--- Records shown ---
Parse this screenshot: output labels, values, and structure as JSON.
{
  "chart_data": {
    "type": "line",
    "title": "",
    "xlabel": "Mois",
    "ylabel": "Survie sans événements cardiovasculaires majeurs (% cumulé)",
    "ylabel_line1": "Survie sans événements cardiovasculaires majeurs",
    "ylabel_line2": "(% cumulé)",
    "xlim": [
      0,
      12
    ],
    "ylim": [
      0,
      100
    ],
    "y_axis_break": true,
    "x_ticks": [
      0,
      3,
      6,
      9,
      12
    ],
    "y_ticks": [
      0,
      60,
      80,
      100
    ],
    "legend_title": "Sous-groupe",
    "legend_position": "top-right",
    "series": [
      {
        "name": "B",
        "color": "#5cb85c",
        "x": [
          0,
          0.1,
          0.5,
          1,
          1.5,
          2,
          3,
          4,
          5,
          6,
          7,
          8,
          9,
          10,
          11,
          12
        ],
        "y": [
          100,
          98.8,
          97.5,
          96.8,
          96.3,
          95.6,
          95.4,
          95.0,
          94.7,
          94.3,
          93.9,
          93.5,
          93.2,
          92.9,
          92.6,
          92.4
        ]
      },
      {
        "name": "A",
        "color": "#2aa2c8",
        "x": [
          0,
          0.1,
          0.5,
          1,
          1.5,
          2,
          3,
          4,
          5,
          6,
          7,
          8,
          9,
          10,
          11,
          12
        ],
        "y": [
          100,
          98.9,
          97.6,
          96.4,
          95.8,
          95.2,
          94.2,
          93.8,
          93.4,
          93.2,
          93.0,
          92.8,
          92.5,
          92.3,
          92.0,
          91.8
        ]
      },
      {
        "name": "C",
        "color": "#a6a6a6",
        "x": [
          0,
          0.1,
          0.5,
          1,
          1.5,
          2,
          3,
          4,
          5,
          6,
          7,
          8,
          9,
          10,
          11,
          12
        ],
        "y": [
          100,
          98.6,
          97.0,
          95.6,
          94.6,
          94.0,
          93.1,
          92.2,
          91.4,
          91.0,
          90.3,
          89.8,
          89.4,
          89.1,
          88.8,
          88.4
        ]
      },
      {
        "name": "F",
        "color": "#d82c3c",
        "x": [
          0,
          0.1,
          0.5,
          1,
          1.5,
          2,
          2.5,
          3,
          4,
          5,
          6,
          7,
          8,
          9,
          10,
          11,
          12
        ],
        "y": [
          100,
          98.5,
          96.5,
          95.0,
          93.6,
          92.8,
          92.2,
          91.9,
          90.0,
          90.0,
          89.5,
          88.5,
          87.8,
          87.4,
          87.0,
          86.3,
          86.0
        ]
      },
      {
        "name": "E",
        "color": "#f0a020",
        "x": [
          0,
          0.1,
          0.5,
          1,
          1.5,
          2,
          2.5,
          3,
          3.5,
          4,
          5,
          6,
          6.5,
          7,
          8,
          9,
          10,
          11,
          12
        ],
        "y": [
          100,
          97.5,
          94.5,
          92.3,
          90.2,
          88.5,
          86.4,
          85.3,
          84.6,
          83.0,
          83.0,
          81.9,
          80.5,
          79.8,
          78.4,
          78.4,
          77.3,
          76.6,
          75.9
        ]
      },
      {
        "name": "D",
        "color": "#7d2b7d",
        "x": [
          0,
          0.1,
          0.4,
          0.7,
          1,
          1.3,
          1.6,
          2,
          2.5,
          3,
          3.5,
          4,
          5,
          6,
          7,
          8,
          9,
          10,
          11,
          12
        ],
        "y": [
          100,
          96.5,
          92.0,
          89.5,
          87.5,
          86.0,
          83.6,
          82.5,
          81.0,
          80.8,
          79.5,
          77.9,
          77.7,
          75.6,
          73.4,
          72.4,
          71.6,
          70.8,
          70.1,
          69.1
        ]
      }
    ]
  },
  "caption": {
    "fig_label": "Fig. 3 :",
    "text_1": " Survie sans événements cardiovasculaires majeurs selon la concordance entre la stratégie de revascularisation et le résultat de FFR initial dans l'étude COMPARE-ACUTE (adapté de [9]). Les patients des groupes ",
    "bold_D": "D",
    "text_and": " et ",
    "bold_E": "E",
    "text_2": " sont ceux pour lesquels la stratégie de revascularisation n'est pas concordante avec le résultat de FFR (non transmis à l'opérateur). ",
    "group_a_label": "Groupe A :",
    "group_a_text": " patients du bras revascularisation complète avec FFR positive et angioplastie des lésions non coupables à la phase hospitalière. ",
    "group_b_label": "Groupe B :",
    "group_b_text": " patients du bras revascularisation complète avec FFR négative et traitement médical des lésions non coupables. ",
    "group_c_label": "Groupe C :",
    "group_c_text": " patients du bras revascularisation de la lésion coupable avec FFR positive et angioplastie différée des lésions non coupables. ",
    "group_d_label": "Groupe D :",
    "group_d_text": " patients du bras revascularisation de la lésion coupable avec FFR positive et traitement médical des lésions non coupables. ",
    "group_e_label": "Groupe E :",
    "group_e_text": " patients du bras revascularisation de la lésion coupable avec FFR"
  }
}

--- What is being asked ---
All of the records go in your answer, copied exactly.

--- Task response ---
Parse this screenshot: output labels, values, and structure as JSON.
{
  "chart_data": {
    "type": "line",
    "title": "",
    "xlabel": "Mois",
    "ylabel": "Survie sans événements cardiovasculaires majeurs (% cumulé)",
    "ylabel_line1": "Survie sans événements cardiovasculaires majeurs",
    "ylabel_line2": "(% cumulé)",
    "xlim": [
      0,
      12
    ],
    "ylim": [
      0,
      100
    ],
    "y_axis_break": true,
    "x_ticks": [
      0,
      3,
      6,
      9,
      12
    ],
    "y_ticks": [
      0,
      60,
      80,
      100
    ],
    "legend_title": "Sous-groupe",
    "legend_position": "top-right",
    "series": [
      {
        "name": "B",
        "color": "#5cb85c",
        "x": [
          0,
          0.1,
          0.5,
          1,
          1.5,
          2,
          3,
          4,
          5,
          6,
          7,
          8,
          9,
          10,
          11,
          12
        ],
        "y": [
          100,
          98.8,
          97.5,
          96.8,
          96.3,
          95.6,
          95.4,
          95.0,
          94.7,
          94.3,
          93.9,
          93.5,
          93.2,
          92.9,
          92.6,
          92.4
        ]
      },
      {
        "name": "A",
        "color": "#2aa2c8",
        "x": [
          0,
          0.1,
          0.5,
          1,
          1.5,
          2,
          3,
          4,
          5,
          6,
          7,
          8,
          9,
          10,
          11,
          12
        ],
        "y": [
          100,
          98.9,
          97.6,
          96.4,
          95.8,
          95.2,
          94.2,
          93.8,
          93.4,
          93.2,
          93.0,
          92.8,
          92.5,
          92.3,
          92.0,
          91.8
        ]
      },
      {
        "name": "C",
        "color": "#a6a6a6",
        "x": [
          0,
          0.1,
          0.5,
          1,
          1.5,
          2,
          3,
          4,
          5,
          6,
          7,
          8,
          9,
          10,
          11,
          12
        ],
        "y": [
          100,
          98.6,
          97.0,
          95.6,
          94.6,
          94.0,
          93.1,
          92.2,
          91.4,
          91.0,
          90.3,
          89.8,
          89.4,
          89.1,
          88.8,
          88.4
        ]
      },
      {
        "name": "F",
        "color": "#d82c3c",
        "x": [
          0,
          0.1,
          0.5,
          1,
          1.5,
          2,
          2.5,
          3,
          4,
          5,
          6,
          7,
          8,
          9,
          10,
          11,
          12
        ],
        "y": [
          100,
          98.5,
          96.5,
          95.0,
          93.6,
          92.8,
          92.2,
          91.9,
          90.0,
          90.0,
          89.5,
          88.5,
          87.8,
          87.4,
          87.0,
          86.3,
          86.0
        ]
      },
      {
        "name": "E",
        "color": "#f0a020",
        "x": [
          0,
          0.1,
          0.5,
          1,
          1.5,
          2,
          2.5,
          3,
          3.5,
          4,
          5,
          6,
          6.5,
          7,
          8,
          9,
          10,
          11,
          12
        ],
        "y": [
          100,
          97.5,
          94.5,
          92.3,
          90.2,
          88.5,
          86.4,
          85.3,
          84.6,
          83.0,
          83.0,
          81.9,
          80.5,
          79.8,
          78.4,
          78.4,
          77.3,
          76.6,
          75.9
        ]
      },
      {
        "name": "D",
        "color": "#7d2b7d",
        "x": [
          0,
          0.1,
          0.4,
          0.7,
          1,
          1.3,
          1.6,
          2,
          2.5,
          3,
          3.5,
          4,
          5,
          6,
          7,
          8,
          9,
          10,
          11,
          12
        ],
        "y": [
          100,
          96.5,
          92.0,
          89.5,
          87.5,
          86.0,
          83.6,
          82.5,
          81.0,
          80.8,
          79.5,
          77.9,
          77.7,
          75.6,
          73.4,
          72.4,
          71.6,
          70.8,
          70.1,
          69.1
        ]
      }
    ]
  },
  "caption": {
    "fig_label": "Fig. 3 :",
    "text_1": " Survie sans événements cardiovasculaires majeurs selon la concordance entre la stratégie de revascularisation et le résultat de FFR initial dans l'étude COMPARE-ACUTE (adapté de [9]). Les patients des groupes ",
    "bold_D": "D",
    "text_and": " et ",
    "bold_E": "E",
    "text_2": " sont ceux pour lesquels la stratégie de revascularisation n'est pas concordante avec le résultat de FFR (non transmis à l'opérateur). ",
    "group_a_label": "Groupe A :",
    "group_a_text": " patients du bras revascularisation complète avec FFR positive et angioplastie des lésions non coupables à la phase hospitalière. ",
    "group_b_label": "Groupe B :",
    "group_b_text": " patients du bras revascularisation complète avec FFR négative et traitement médical des lésions non coupables. ",
    "group_c_label": "Groupe C :",
    "group_c_text": " patients du bras revascularisation de la lésion coupable avec FFR positive et angioplastie différée des lésions non coupables. ",
    "group_d_label": "Groupe D :",
    "group_d_text": " patients du bras revascularisation de la lésion coupable avec FFR positive et traitement médical des lésions non coupables. ",
    "group_e_label": "Groupe E :",
    "group_e_text": " patients du bras revascularisation de la lésion coupable avec FFR"
  }
}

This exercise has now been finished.